» Task prompt
Extract all data as written.

[Figure content listings]
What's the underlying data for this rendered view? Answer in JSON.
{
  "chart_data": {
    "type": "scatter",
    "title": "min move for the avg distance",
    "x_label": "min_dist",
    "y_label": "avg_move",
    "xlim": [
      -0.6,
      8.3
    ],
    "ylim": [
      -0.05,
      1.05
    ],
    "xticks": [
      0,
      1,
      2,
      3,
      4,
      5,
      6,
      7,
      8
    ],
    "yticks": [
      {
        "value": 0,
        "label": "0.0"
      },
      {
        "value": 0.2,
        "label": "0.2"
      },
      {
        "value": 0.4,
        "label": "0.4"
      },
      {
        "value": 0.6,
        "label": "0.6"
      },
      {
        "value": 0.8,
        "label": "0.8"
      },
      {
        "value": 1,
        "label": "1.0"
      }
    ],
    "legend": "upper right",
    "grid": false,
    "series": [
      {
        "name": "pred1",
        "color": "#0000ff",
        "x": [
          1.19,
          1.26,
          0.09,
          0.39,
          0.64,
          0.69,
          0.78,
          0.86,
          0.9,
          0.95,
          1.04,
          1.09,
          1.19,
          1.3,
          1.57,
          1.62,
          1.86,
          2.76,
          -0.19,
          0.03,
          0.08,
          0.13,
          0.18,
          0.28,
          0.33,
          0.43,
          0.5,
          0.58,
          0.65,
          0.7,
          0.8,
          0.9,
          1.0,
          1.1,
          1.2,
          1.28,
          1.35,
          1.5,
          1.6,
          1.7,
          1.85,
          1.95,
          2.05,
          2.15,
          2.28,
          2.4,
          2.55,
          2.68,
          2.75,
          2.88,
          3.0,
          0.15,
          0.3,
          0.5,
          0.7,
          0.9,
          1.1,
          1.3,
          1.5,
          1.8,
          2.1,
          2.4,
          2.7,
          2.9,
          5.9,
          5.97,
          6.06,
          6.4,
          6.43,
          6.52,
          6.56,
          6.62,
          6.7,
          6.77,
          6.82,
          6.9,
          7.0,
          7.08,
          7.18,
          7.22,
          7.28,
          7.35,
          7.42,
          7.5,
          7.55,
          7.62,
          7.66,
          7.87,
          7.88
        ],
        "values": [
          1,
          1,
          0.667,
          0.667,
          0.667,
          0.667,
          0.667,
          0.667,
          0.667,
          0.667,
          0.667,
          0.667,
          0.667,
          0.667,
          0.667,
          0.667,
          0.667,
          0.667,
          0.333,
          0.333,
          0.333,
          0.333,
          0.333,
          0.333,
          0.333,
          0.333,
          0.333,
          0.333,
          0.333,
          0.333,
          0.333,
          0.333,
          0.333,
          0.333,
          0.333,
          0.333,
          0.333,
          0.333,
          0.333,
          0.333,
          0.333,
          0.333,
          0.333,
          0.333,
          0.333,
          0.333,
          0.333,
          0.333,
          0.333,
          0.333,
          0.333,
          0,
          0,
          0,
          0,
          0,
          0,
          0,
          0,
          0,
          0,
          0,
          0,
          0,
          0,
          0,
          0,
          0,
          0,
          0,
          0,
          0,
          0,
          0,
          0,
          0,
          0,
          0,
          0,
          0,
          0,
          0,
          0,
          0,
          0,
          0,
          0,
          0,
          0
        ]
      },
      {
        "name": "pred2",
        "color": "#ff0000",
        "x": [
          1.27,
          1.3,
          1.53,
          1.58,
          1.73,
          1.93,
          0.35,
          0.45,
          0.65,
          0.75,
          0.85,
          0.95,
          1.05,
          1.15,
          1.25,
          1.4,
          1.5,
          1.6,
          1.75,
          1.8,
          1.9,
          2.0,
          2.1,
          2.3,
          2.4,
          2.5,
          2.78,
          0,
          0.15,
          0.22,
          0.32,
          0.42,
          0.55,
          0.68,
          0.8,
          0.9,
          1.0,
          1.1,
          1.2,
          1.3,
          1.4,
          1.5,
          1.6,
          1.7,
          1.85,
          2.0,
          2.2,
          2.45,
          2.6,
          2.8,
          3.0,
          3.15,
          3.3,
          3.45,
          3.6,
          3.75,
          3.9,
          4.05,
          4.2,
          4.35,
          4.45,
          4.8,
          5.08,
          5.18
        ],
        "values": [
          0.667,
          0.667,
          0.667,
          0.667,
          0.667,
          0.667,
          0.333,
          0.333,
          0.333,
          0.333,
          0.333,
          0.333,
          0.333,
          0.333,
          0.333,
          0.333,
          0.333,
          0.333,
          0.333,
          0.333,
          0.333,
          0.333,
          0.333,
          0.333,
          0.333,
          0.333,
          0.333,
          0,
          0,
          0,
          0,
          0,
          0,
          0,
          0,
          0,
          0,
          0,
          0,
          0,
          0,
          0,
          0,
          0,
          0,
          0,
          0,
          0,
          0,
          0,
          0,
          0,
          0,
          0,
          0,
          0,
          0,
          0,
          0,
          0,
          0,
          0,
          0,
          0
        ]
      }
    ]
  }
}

» Correct result
What's the underlying data for this rendered view? Answer in JSON.
{
  "chart_data": {
    "type": "scatter",
    "title": "min move for the avg distance",
    "x_label": "min_dist",
    "y_label": "avg_move",
    "xlim": [
      -0.6,
      8.3
    ],
    "ylim": [
      -0.05,
      1.05
    ],
    "xticks": [
      0,
      1,
      2,
      3,
      4,
      5,
      6,
      7,
      8
    ],
    "yticks": [
      {
        "value": 0,
        "label": "0.0"
      },
      {
        "value": 0.2,
        "label": "0.2"
      },
      {
        "value": 0.4,
        "label": "0.4"
      },
      {
        "value": 0.6,
        "label": "0.6"
      },
      {
        "value": 0.8,
        "label": "0.8"
      },
      {
        "value": 1,
        "label": "1.0"
      }
    ],
    "legend": "upper right",
    "grid": false,
    "series": [
      {
        "name": "pred1",
        "color": "#0000ff",
        "x": [
          1.19,
          1.26,
          0.09,
          0.39,
          0.64,
          0.69,
          0.78,
          0.86,
          0.9,
          0.95,
          1.04,
          1.09,
          1.19,
          1.3,
          1.57,
          1.62,
          1.86,
          2.76,
          -0.19,
          0.03,
          0.08,
          0.13,
          0.18,
          0.28,
          0.33,
          0.43,
          0.5,
          0.58,
          0.65,
          0.7,
          0.8,
          0.9,
          1.0,
          1.1,
          1.2,
          1.28,
          1.35,
          1.5,
          1.6,
          1.7,
          1.85,
          1.95,
          2.05,
          2.15,
          2.28,
          2.4,
          2.55,
          2.68,
          2.75,
          2.88,
          3.0,
          0.15,
          0.3,
          0.5,
          0.7,
          0.9,
          1.1,
          1.3,
          1.5,
          1.8,
          2.1,
          2.4,
          2.7,
          2.9,
          5.9,
          5.97,
          6.06,
          6.4,
          6.43,
          6.52,
          6.56,
          6.62,
          6.7,
          6.77,
          6.82,
          6.9,
          7.0,
          7.08,
          7.18,
          7.22,
          7.28,
          7.35,
          7.42,
          7.5,
          7.55,
          7.62,
          7.66,
          7.87,
          7.88
        ],
        "values": [
          1,
          1,
          0.667,
          0.667,
          0.667,
          0.667,
          0.667,
          0.667,
          0.667,
          0.667,
          0.667,
          0.667,
          0.667,
          0.667,
          0.667,
          0.667,
          0.667,
          0.667,
          0.333,
          0.333,
          0.333,
          0.333,
          0.333,
          0.333,
          0.333,
          0.333,
          0.333,
          0.333,
          0.333,
          0.333,
          0.333,
          0.333,
          0.333,
          0.333,
          0.333,
          0.333,
          0.333,
          0.333,
          0.333,
          0.333,
          0.333,
          0.333,
          0.333,
          0.333,
          0.333,
          0.333,
          0.333,
          0.333,
          0.333,
          0.333,
          0.333,
          0,
          0,
          0,
          0,
          0,
          0,
          0,
          0,
          0,
          0,
          0,
          0,
          0,
          0,
          0,
          0,
          0,
          0,
          0,
          0,
          0,
          0,
          0,
          0,
          0,
          0,
          0,
          0,
          0,
          0,
          0,
          0,
          0,
          0,
          0,
          0,
          0,
          0
        ]
      },
      {
        "name": "pred2",
        "color": "#ff0000",
        "x": [
          1.27,
          1.3,
          1.53,
          1.58,
          1.73,
          1.93,
          0.35,
          0.45,
          0.65,
          0.75,
          0.85,
          0.95,
          1.05,
          1.15,
          1.25,
          1.4,
          1.5,
          1.6,
          1.75,
          1.8,
          1.9,
          2.0,
          2.1,
          2.3,
          2.4,
          2.5,
          2.78,
          0,
          0.15,
          0.22,
          0.32,
          0.42,
          0.55,
          0.68,
          0.8,
          0.9,
          1.0,
          1.1,
          1.2,
          1.3,
          1.4,
          1.5,
          1.6,
          1.7,
          1.85,
          2.0,
          2.2,
          2.45,
          2.6,
          2.8,
          3.0,
          3.15,
          3.3,
          3.45,
          3.6,
          3.75,
          3.9,
          4.05,
          4.2,
          4.35,
          4.45,
          4.8,
          5.08,
          5.18
        ],
        "values": [
          0.667,
          0.667,
          0.667,
          0.667,
          0.667,
          0.667,
          0.333,
          0.333,
          0.333,
          0.333,
          0.333,
          0.333,
          0.333,
          0.333,
          0.333,
          0.333,
          0.333,
          0.333,
          0.333,
          0.333,
          0.333,
          0.333,
          0.333,
          0.333,
          0.333,
          0.333,
          0.333,
          0,
          0,
          0,
          0,
          0,
          0,
          0,
          0,
          0,
          0,
          0,
          0,
          0,
          0,
          0,
          0,
          0,
          0,
          0,
          0,
          0,
          0,
          0,
          0,
          0,
          0,
          0,
          0,
          0,
          0,
          0,
          0,
          0,
          0,
          0,
          0,
          0
        ]
      }
    ]
  }
}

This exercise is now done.